* [Exercise objective]: Without the pictures, can you quote each line below exactly?

▼▼▼

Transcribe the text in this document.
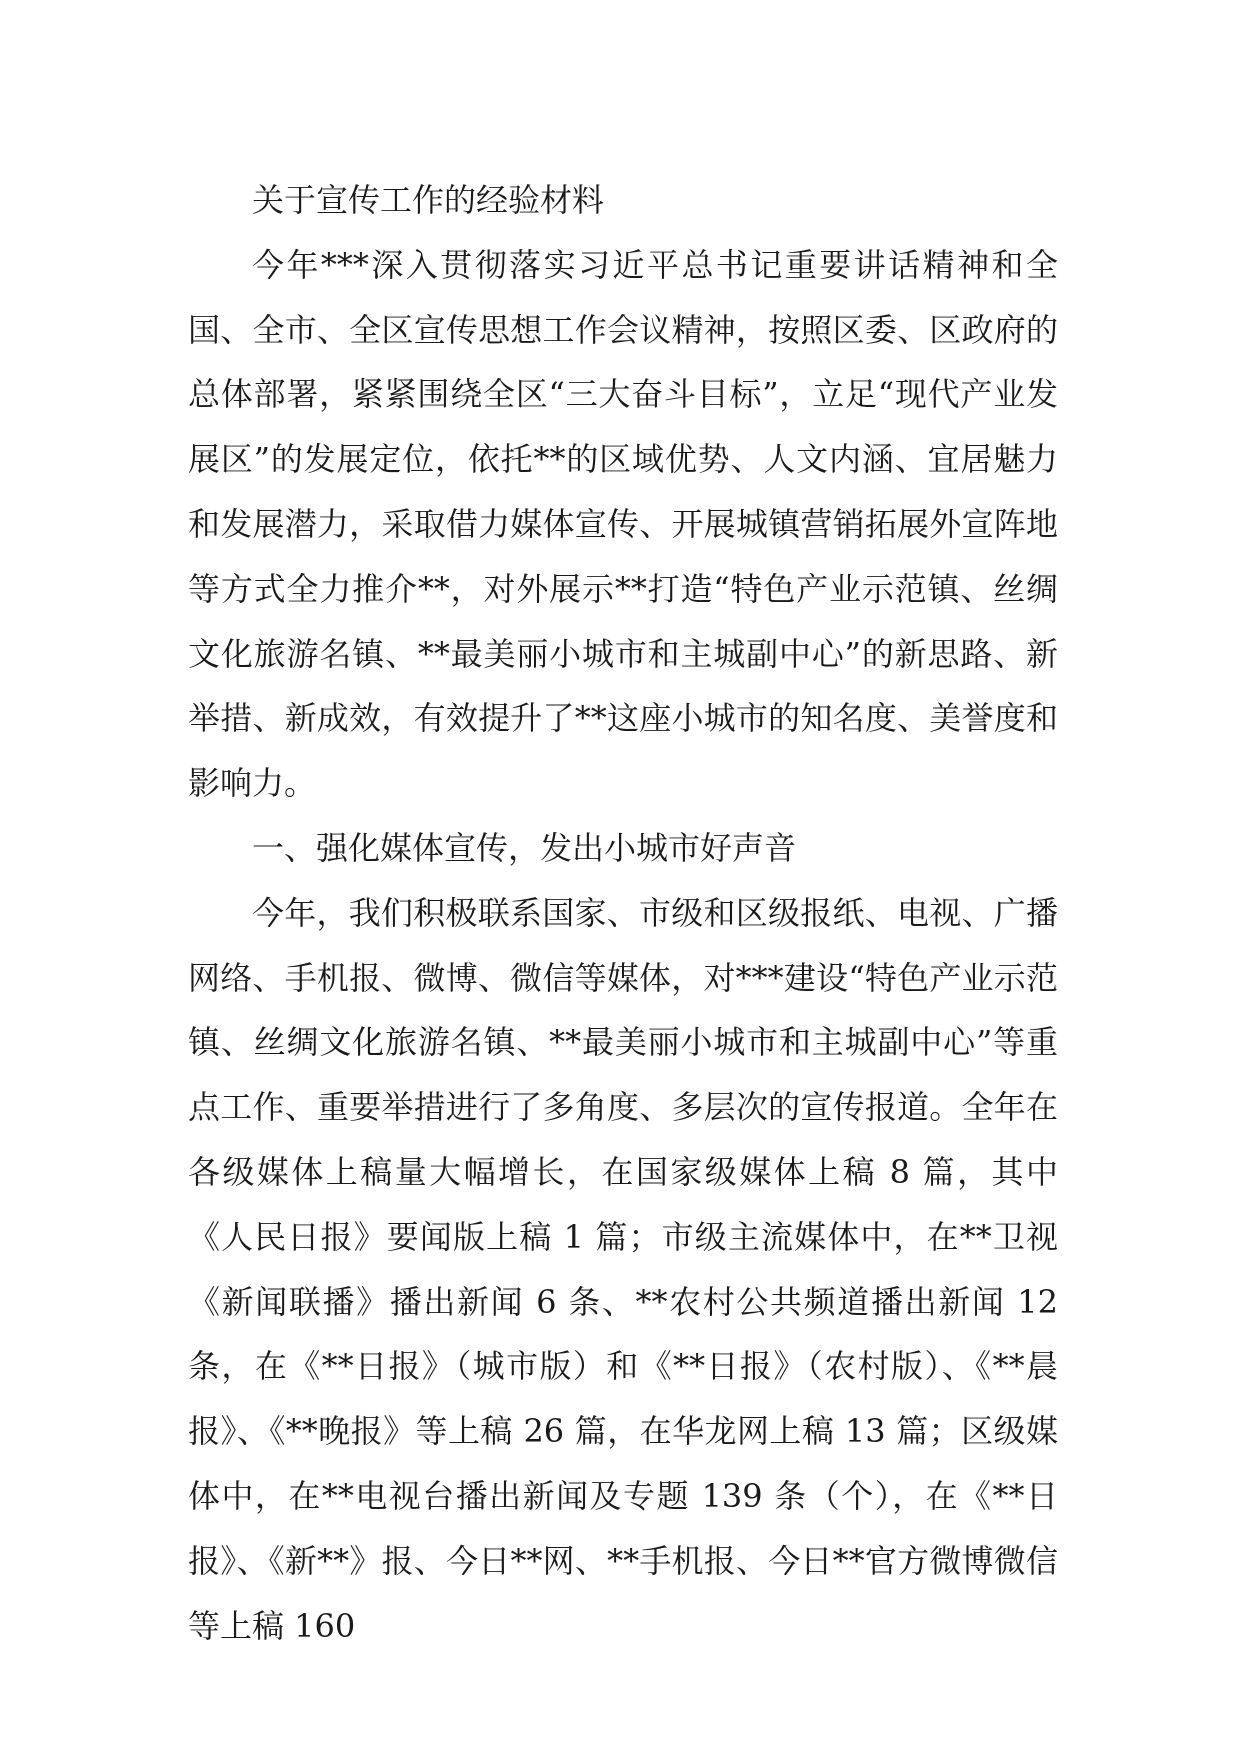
关于宣传工作的经验材料

今年***深入贯彻落实习近平总书记重要讲话精神和全国、全市、全区宣传思想工作会议精神，按照区委、区政府的总体部署，紧紧围绕全区“三大奋斗目标”，立足“现代产业发展区”的发展定位，依托**的区域优势、人文内涵、宜居魅力和发展潜力，采取借力媒体宣传、开展城镇营销拓展外宣阵地等方式全力推介**，对外展示**打造“特色产业示范镇、丝绸文化旅游名镇、**最美丽小城市和主城副中心”的新思路、新举措、新成效，有效提升了**这座小城市的知名度、美誉度和影响力。

一、强化媒体宣传，发出小城市好声音

今年，我们积极联系国家、市级和区级报纸、电视、广播网络、手机报、微博、微信等媒体，对***建设“特色产业示范镇、丝绸文化旅游名镇、**最美丽小城市和主城副中心”等重点工作、重要举措进行了多角度、多层次的宣传报道。全年在各级媒体上稿量大幅增长，在国家级媒体上稿 8 篇，其中《人民日报》要闻版上稿 1 篇；市级主流媒体中，在**卫视《新闻联播》播出新闻 6 条、**农村公共频道播出新闻 12 条，在《**日报》（城市版）和《**日报》（农村版）、《**晨报》、《**晚报》等上稿 26 篇，在华龙网上稿 13 篇；区级媒体中，在**电视台播出新闻及专题 139 条（个），在《**日报》、《新**》报、今日**网、**手机报、今日**官方微博微信等上稿 160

▲▲▲

* [Output of the task]:
Transcribe the text in this document.
关于宣传工作的经验材料

今年***深入贯彻落实习近平总书记重要讲话精神和全国、全市、全区宣传思想工作会议精神，按照区委、区政府的总体部署，紧紧围绕全区“三大奋斗目标”，立足“现代产业发展区”的发展定位，依托**的区域优势、人文内涵、宜居魅力和发展潜力，采取借力媒体宣传、开展城镇营销拓展外宣阵地等方式全力推介**，对外展示**打造“特色产业示范镇、丝绸文化旅游名镇、**最美丽小城市和主城副中心”的新思路、新举措、新成效，有效提升了**这座小城市的知名度、美誉度和影响力。

一、强化媒体宣传，发出小城市好声音

今年，我们积极联系国家、市级和区级报纸、电视、广播网络、手机报、微博、微信等媒体，对***建设“特色产业示范镇、丝绸文化旅游名镇、**最美丽小城市和主城副中心”等重点工作、重要举措进行了多角度、多层次的宣传报道。全年在各级媒体上稿量大幅增长，在国家级媒体上稿 8 篇，其中《人民日报》要闻版上稿 1 篇；市级主流媒体中，在**卫视《新闻联播》播出新闻 6 条、**农村公共频道播出新闻 12 条，在《**日报》（城市版）和《**日报》（农村版）、《**晨报》、《**晚报》等上稿 26 篇，在华龙网上稿 13 篇；区级媒体中，在**电视台播出新闻及专题 139 条（个），在《**日报》、《新**》报、今日**网、**手机报、今日**官方微博微信等上稿 160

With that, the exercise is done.